EXERCISE PROMPT:
Tally every line of the listing where the string "игристых" is found, and state the total alone.

DATA ROWS:
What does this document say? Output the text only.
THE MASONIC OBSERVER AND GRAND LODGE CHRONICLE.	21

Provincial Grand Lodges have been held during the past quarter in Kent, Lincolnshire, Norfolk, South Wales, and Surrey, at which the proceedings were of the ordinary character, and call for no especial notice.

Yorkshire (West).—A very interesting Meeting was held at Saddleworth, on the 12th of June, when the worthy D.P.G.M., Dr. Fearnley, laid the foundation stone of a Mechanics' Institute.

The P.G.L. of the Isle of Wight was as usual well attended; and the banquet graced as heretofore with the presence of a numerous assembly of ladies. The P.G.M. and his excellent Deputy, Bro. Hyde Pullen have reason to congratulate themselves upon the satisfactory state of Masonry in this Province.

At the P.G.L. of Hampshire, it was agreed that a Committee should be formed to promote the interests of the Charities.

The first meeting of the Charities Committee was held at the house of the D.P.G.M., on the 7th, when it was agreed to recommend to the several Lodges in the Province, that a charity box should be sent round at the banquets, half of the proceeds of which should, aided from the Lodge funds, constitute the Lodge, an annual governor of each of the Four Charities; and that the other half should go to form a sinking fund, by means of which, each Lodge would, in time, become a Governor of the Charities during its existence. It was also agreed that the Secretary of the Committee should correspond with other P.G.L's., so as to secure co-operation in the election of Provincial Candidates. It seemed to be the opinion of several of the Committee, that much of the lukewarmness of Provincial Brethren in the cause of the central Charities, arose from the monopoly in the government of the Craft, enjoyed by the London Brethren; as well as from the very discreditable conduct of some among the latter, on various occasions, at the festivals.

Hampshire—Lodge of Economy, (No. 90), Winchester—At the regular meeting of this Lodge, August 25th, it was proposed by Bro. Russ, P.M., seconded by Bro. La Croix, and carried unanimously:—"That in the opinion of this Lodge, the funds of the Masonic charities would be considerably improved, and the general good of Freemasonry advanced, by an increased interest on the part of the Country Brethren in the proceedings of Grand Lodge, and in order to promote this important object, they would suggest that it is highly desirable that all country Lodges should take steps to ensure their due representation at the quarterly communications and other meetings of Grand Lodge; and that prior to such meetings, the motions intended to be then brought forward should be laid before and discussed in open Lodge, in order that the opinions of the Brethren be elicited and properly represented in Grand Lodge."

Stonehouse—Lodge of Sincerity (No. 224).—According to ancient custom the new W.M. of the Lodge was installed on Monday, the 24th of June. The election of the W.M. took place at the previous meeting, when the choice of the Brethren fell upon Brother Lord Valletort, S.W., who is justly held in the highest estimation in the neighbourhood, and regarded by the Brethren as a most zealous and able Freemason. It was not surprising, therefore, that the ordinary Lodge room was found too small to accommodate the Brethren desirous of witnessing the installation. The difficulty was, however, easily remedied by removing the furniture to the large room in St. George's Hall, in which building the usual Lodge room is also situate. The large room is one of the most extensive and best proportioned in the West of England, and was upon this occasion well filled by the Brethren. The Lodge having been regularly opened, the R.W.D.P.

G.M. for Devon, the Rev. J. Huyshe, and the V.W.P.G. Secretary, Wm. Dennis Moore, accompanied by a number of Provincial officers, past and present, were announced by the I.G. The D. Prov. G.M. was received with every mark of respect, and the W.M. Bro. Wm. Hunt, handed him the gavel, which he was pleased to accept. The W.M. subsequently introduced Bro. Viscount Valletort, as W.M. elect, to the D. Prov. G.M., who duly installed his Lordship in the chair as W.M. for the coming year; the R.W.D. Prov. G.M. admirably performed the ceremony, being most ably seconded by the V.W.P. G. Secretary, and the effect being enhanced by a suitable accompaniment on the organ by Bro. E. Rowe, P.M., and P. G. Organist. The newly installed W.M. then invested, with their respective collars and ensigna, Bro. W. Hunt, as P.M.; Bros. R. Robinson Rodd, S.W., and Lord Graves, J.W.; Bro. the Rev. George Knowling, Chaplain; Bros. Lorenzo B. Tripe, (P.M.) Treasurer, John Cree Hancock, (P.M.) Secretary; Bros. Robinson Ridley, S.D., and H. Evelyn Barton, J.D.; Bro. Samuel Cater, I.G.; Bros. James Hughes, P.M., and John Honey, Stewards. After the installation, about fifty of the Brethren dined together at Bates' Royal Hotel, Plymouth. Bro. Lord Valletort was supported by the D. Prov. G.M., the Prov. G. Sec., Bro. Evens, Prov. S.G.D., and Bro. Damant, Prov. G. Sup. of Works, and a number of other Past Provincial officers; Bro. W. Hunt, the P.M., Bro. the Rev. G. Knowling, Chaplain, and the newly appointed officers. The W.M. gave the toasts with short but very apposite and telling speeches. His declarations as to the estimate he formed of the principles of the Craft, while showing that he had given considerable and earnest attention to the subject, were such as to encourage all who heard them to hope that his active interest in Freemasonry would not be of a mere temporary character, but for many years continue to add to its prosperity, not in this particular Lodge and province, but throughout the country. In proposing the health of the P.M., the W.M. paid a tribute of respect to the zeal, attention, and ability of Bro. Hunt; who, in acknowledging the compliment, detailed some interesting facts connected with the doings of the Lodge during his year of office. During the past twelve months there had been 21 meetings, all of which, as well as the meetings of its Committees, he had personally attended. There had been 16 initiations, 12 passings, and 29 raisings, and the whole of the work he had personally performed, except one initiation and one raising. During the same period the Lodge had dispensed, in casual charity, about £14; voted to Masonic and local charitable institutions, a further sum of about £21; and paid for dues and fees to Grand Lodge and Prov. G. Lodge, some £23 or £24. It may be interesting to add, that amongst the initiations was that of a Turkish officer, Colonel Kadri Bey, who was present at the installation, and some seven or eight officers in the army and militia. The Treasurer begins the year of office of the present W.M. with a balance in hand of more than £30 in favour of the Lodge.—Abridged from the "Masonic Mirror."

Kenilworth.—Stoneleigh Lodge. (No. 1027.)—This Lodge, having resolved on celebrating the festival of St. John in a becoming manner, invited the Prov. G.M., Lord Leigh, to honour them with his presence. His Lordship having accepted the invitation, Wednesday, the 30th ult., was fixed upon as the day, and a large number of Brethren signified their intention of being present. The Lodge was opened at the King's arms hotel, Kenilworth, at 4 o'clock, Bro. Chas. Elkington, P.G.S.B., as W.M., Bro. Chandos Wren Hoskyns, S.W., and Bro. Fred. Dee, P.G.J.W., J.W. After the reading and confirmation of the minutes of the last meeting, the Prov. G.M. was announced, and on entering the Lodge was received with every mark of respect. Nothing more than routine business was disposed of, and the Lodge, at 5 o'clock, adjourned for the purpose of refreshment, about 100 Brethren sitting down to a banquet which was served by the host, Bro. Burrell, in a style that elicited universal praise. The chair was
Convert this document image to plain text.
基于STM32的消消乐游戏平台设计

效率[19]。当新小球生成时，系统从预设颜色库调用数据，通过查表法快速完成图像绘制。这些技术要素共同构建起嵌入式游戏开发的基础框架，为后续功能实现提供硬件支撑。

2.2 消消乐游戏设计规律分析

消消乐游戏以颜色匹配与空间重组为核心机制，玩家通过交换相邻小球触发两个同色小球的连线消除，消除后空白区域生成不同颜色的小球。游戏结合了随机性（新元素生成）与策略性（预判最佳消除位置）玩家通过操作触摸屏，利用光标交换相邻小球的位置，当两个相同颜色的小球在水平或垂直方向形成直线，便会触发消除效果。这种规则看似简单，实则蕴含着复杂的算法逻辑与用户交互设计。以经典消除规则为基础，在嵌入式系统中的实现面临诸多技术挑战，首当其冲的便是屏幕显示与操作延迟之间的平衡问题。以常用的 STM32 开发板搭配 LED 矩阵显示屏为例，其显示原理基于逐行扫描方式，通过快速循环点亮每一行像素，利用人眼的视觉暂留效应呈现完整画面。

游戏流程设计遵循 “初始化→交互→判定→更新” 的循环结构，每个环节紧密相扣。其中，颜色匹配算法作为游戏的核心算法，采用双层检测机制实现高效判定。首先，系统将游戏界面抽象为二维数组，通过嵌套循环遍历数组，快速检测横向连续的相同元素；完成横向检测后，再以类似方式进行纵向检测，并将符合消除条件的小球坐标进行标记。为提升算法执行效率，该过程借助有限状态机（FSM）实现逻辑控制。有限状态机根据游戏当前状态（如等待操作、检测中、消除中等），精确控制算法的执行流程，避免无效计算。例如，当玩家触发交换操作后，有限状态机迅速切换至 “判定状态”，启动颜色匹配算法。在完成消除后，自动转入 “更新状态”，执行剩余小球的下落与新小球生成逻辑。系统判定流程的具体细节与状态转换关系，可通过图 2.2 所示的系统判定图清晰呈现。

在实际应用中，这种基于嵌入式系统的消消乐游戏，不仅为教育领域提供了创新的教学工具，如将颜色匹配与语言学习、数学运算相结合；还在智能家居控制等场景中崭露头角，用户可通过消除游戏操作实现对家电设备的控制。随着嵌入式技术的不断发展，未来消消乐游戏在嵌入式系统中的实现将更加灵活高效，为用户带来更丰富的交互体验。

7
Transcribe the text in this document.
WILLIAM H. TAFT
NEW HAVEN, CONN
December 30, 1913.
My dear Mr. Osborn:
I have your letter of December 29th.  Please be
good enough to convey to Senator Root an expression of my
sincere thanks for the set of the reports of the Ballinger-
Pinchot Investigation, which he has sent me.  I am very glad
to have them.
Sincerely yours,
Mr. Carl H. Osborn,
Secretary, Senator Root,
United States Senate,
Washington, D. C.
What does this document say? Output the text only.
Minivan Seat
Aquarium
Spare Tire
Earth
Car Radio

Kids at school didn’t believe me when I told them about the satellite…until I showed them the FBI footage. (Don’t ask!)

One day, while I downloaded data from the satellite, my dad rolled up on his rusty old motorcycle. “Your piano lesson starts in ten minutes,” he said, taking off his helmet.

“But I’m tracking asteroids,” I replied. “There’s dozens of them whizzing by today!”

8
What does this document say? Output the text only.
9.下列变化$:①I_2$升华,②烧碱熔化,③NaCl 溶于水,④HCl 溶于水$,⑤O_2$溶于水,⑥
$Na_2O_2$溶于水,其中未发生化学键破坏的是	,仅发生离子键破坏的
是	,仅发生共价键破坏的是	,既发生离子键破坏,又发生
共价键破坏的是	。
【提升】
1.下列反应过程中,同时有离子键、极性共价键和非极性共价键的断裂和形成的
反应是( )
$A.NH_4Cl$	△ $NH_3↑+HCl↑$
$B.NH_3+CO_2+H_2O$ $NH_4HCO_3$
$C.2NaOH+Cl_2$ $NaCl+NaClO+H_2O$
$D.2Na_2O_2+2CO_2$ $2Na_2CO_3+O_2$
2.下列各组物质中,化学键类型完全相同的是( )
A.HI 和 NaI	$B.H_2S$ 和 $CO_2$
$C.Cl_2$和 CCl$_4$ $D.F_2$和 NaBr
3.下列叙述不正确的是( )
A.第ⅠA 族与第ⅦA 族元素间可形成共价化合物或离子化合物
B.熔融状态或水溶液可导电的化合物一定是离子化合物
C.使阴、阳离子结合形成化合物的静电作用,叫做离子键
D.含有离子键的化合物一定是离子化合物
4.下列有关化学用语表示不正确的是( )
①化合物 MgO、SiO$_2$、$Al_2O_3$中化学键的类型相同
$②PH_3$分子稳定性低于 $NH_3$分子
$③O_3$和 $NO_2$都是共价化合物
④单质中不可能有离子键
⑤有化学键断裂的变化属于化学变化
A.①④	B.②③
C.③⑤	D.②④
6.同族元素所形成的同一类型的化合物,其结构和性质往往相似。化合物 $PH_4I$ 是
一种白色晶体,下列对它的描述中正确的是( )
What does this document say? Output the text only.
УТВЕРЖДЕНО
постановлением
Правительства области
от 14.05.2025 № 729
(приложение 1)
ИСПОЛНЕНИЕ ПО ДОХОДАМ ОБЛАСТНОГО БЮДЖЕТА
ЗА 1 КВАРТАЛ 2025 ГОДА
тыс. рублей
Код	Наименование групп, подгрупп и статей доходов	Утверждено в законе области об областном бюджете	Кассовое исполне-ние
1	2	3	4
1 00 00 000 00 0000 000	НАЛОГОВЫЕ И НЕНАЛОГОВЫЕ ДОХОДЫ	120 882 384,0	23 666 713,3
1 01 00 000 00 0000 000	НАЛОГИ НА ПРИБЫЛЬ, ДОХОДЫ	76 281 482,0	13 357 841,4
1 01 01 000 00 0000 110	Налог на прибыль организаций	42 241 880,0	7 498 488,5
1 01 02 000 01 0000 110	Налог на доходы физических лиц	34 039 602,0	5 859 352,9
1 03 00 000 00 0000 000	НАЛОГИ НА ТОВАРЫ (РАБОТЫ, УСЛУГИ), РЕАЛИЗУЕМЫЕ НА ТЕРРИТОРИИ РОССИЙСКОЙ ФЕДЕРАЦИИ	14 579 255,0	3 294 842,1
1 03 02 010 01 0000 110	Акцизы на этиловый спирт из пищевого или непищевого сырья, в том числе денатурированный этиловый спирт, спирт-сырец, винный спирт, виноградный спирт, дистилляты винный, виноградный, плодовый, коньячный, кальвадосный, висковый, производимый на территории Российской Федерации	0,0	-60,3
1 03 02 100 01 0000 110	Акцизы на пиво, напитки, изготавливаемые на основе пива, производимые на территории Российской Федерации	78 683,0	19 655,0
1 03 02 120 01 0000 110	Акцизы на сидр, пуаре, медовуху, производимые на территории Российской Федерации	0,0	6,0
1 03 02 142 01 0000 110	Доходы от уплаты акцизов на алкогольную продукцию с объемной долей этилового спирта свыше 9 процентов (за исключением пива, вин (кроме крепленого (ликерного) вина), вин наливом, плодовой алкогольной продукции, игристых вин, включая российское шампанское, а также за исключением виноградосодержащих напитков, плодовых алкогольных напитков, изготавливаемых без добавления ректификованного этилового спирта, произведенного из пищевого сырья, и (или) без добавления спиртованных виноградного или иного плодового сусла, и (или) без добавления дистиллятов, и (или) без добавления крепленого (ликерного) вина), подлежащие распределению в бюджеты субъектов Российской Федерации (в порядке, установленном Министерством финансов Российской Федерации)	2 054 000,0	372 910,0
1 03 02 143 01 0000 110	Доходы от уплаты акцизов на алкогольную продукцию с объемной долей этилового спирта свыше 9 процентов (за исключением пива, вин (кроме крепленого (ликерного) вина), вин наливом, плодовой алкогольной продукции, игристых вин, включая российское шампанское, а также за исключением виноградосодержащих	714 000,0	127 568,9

ANSWER BELOW:
2